## Work required
Here are records with pictures in them. Copy all of them exactly and leave the pictures out.
===
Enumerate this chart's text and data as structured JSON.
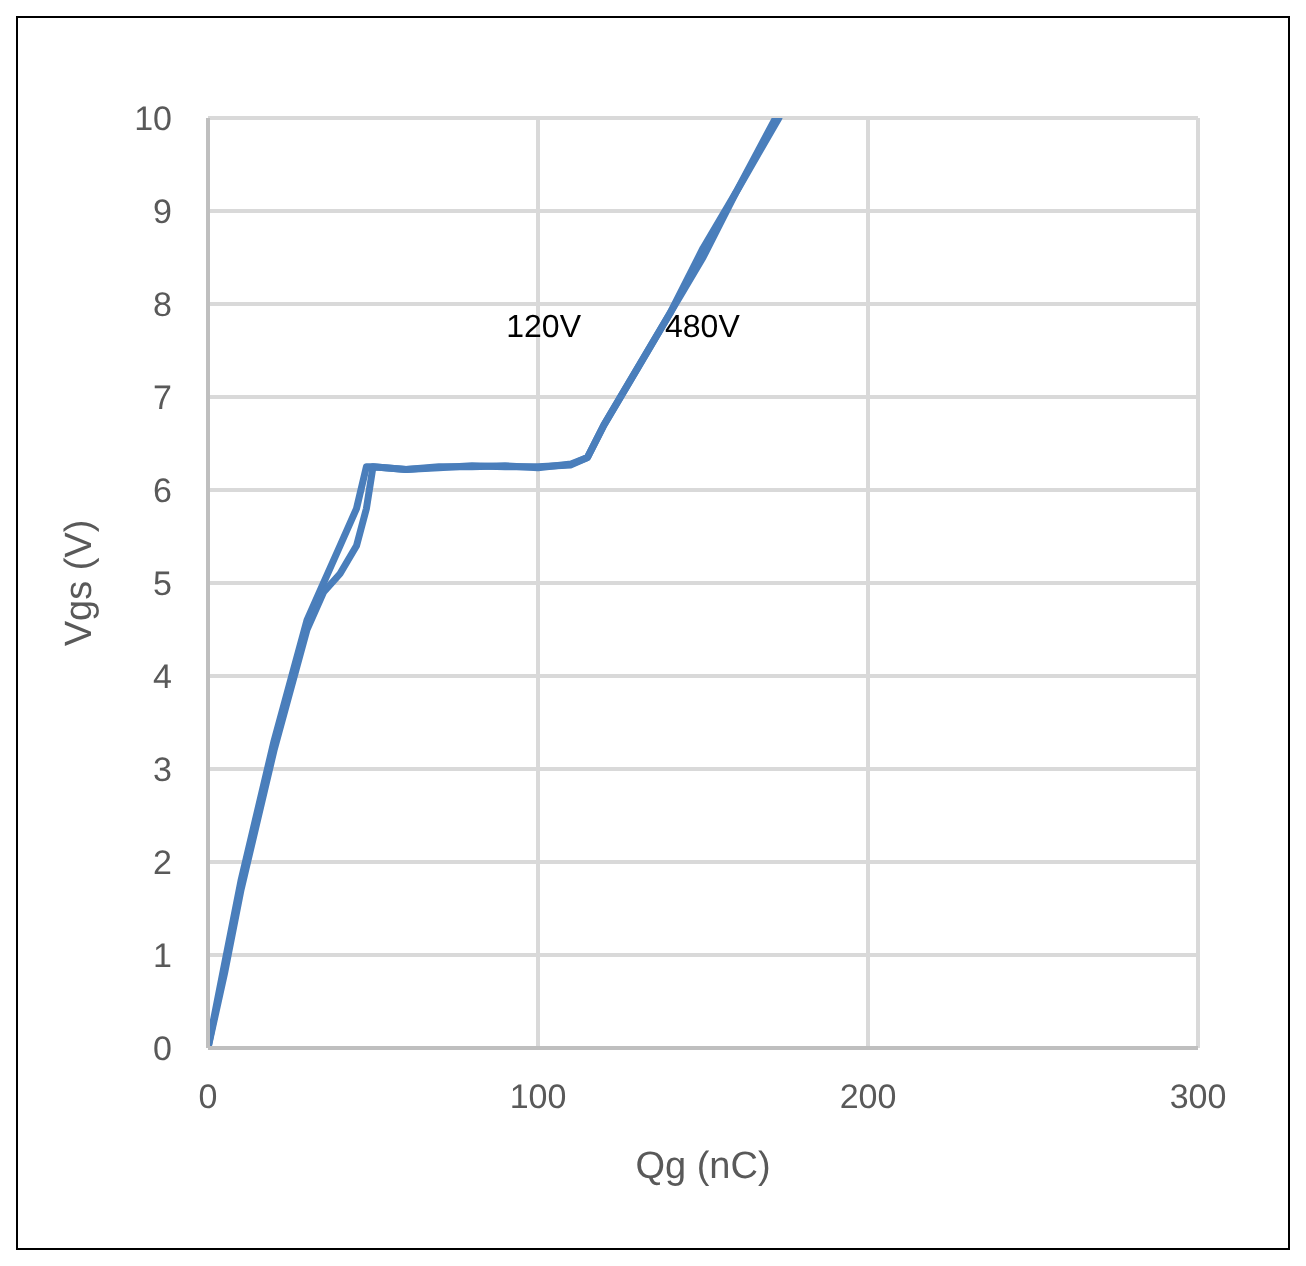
{
  "chart_data": {
    "type": "line",
    "xlabel": "Qg (nC)",
    "ylabel": "Vgs (V)",
    "xlim": [
      0,
      300
    ],
    "xticks": [
      0,
      100,
      200,
      300
    ],
    "ylim": [
      0,
      10
    ],
    "yticks": [
      0,
      1,
      2,
      3,
      4,
      5,
      6,
      7,
      8,
      9,
      10
    ],
    "grid": true,
    "legend": false,
    "marker": "none",
    "line_style": "solid",
    "series": [
      {
        "name": "120V",
        "color": "#4a7ebb",
        "x": [
          0,
          5,
          10,
          20,
          30,
          35,
          40,
          45,
          48,
          50,
          60,
          70,
          80,
          90,
          100,
          110,
          115,
          120,
          130,
          140,
          150,
          160,
          172
        ],
        "values": [
          0,
          0.9,
          1.8,
          3.3,
          4.6,
          5.0,
          5.4,
          5.8,
          6.25,
          6.25,
          6.22,
          6.24,
          6.26,
          6.25,
          6.25,
          6.27,
          6.35,
          6.7,
          7.3,
          7.9,
          8.6,
          9.2,
          10
        ]
      },
      {
        "name": "480V",
        "color": "#4a7ebb",
        "x": [
          0,
          5,
          10,
          20,
          30,
          35,
          40,
          45,
          48,
          50,
          60,
          70,
          80,
          90,
          100,
          110,
          115,
          120,
          130,
          140,
          150,
          160,
          173
        ],
        "values": [
          0,
          0.8,
          1.7,
          3.2,
          4.5,
          4.9,
          5.1,
          5.4,
          5.8,
          6.25,
          6.22,
          6.25,
          6.25,
          6.26,
          6.24,
          6.28,
          6.35,
          6.7,
          7.3,
          7.9,
          8.5,
          9.2,
          10
        ]
      }
    ]
  }
}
===
## Exercise solution
Enumerate this chart's text and data as structured JSON.
{
  "chart_data": {
    "type": "line",
    "xlabel": "Qg (nC)",
    "ylabel": "Vgs (V)",
    "xlim": [
      0,
      300
    ],
    "xticks": [
      0,
      100,
      200,
      300
    ],
    "ylim": [
      0,
      10
    ],
    "yticks": [
      0,
      1,
      2,
      3,
      4,
      5,
      6,
      7,
      8,
      9,
      10
    ],
    "grid": true,
    "legend": false,
    "marker": "none",
    "line_style": "solid",
    "series": [
      {
        "name": "120V",
        "color": "#4a7ebb",
        "x": [
          0,
          5,
          10,
          20,
          30,
          35,
          40,
          45,
          48,
          50,
          60,
          70,
          80,
          90,
          100,
          110,
          115,
          120,
          130,
          140,
          150,
          160,
          172
        ],
        "values": [
          0,
          0.9,
          1.8,
          3.3,
          4.6,
          5.0,
          5.4,
          5.8,
          6.25,
          6.25,
          6.22,
          6.24,
          6.26,
          6.25,
          6.25,
          6.27,
          6.35,
          6.7,
          7.3,
          7.9,
          8.6,
          9.2,
          10
        ]
      },
      {
        "name": "480V",
        "color": "#4a7ebb",
        "x": [
          0,
          5,
          10,
          20,
          30,
          35,
          40,
          45,
          48,
          50,
          60,
          70,
          80,
          90,
          100,
          110,
          115,
          120,
          130,
          140,
          150,
          160,
          173
        ],
        "values": [
          0,
          0.8,
          1.7,
          3.2,
          4.5,
          4.9,
          5.1,
          5.4,
          5.8,
          6.25,
          6.22,
          6.25,
          6.25,
          6.26,
          6.24,
          6.28,
          6.35,
          6.7,
          7.3,
          7.9,
          8.5,
          9.2,
          10
        ]
      }
    ]
  }
}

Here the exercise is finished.